» Short task
Filter the entries below, keeping only lines with the word "语文作业本".

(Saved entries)

· · · · · · ·

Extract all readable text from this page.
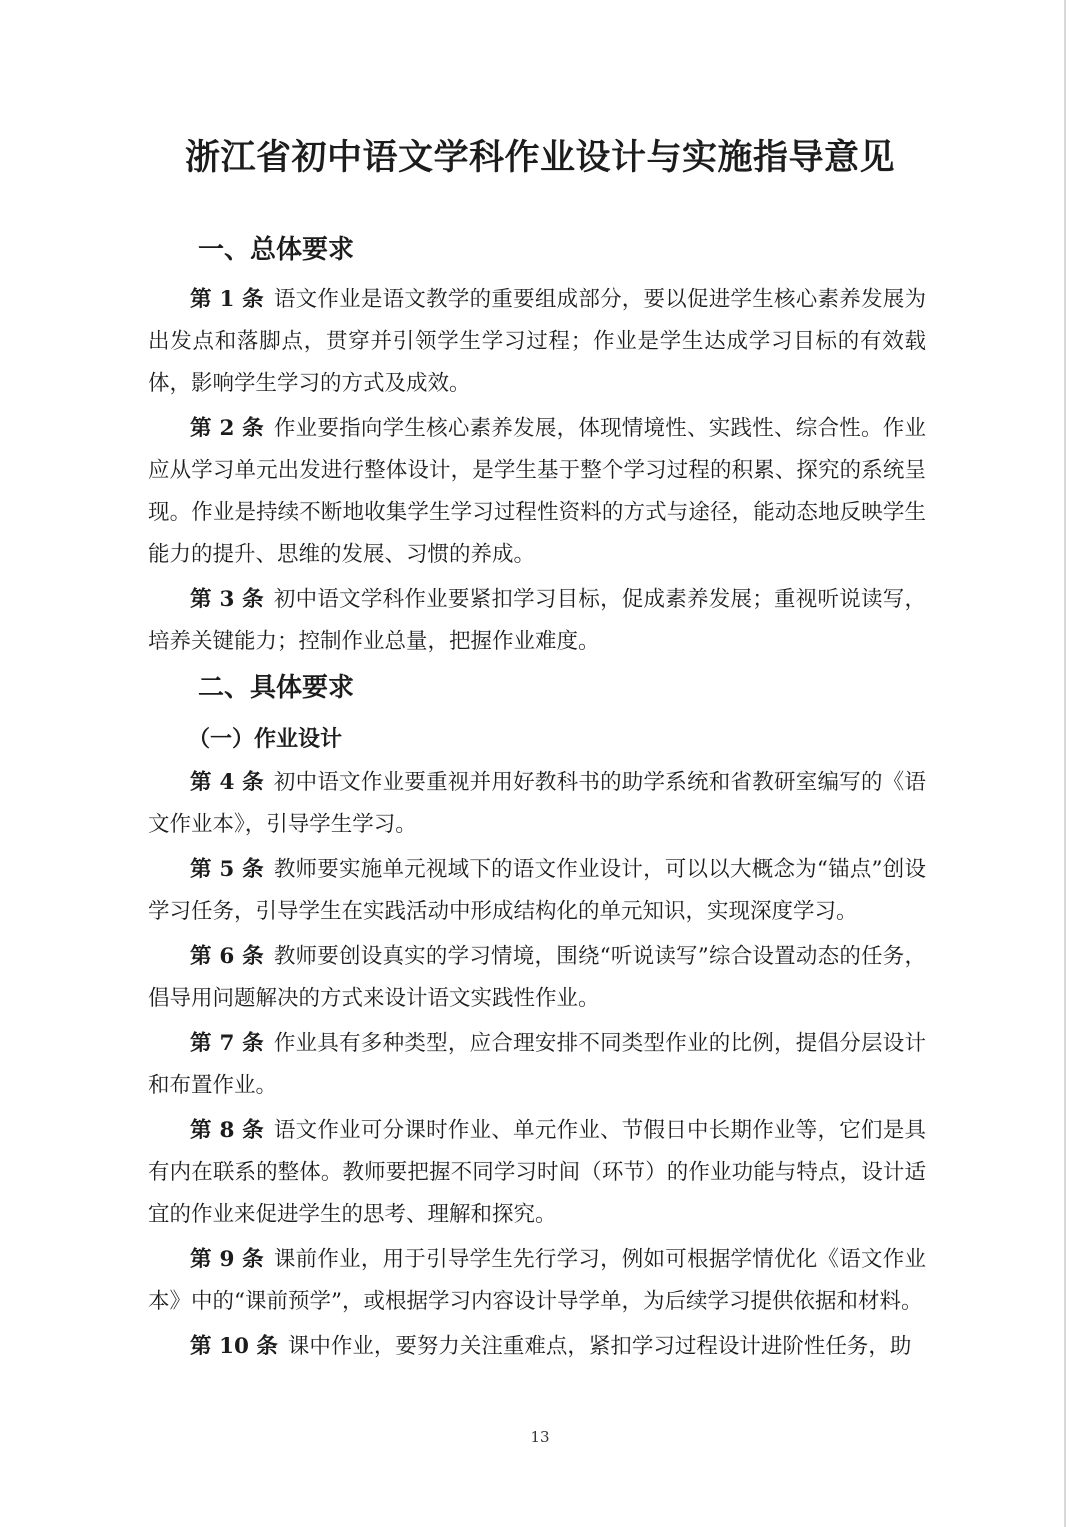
浙江省初中语文学科作业设计与实施指导意见
一、总体要求

第 1 条 语文作业是语文教学的重要组成部分，要以促进学生核心素养发展为出发点和落脚点，贯穿并引领学生学习过程；作业是学生达成学习目标的有效载体，影响学生学习的方式及成效。

第 2 条 作业要指向学生核心素养发展，体现情境性、实践性、综合性。作业应从学习单元出发进行整体设计，是学生基于整个学习过程的积累、探究的系统呈现。作业是持续不断地收集学生学习过程性资料的方式与途径，能动态地反映学生能力的提升、思维的发展、习惯的养成。

第 3 条 初中语文学科作业要紧扣学习目标，促成素养发展；重视听说读写，培养关键能力；控制作业总量，把握作业难度。

二、具体要求
（一）作业设计

第 4 条 初中语文作业要重视并用好教科书的助学系统和省教研室编写的《语文作业本》，引导学生学习。

第 5 条 教师要实施单元视域下的语文作业设计，可以以大概念为“锚点”创设学习任务，引导学生在实践活动中形成结构化的单元知识，实现深度学习。

第 6 条 教师要创设真实的学习情境，围绕“听说读写”综合设置动态的任务，倡导用问题解决的方式来设计语文实践性作业。

第 7 条 作业具有多种类型，应合理安排不同类型作业的比例，提倡分层设计和布置作业。

第 8 条 语文作业可分课时作业、单元作业、节假日中长期作业等，它们是具有内在联系的整体。教师要把握不同学习时间（环节）的作业功能与特点，设计适宜的作业来促进学生的思考、理解和探究。

第 9 条 课前作业，用于引导学生先行学习，例如可根据学情优化《语文作业本》中的“课前预学”，或根据学习内容设计导学单，为后续学习提供依据和材料。

第 10 条 课中作业，要努力关注重难点，紧扣学习过程设计进阶性任务，助

13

· · · · · · ·

» Response to the exercise
第 4 条 初中语文作业要重视并用好教科书的助学系统和省教研室编写的《语文作业本》，引导学生学习。
第 9 条 课前作业，用于引导学生先行学习，例如可根据学情优化《语文作业本》中的“课前预学”，或根据学习内容设计导学单，为后续学习提供依据和材料。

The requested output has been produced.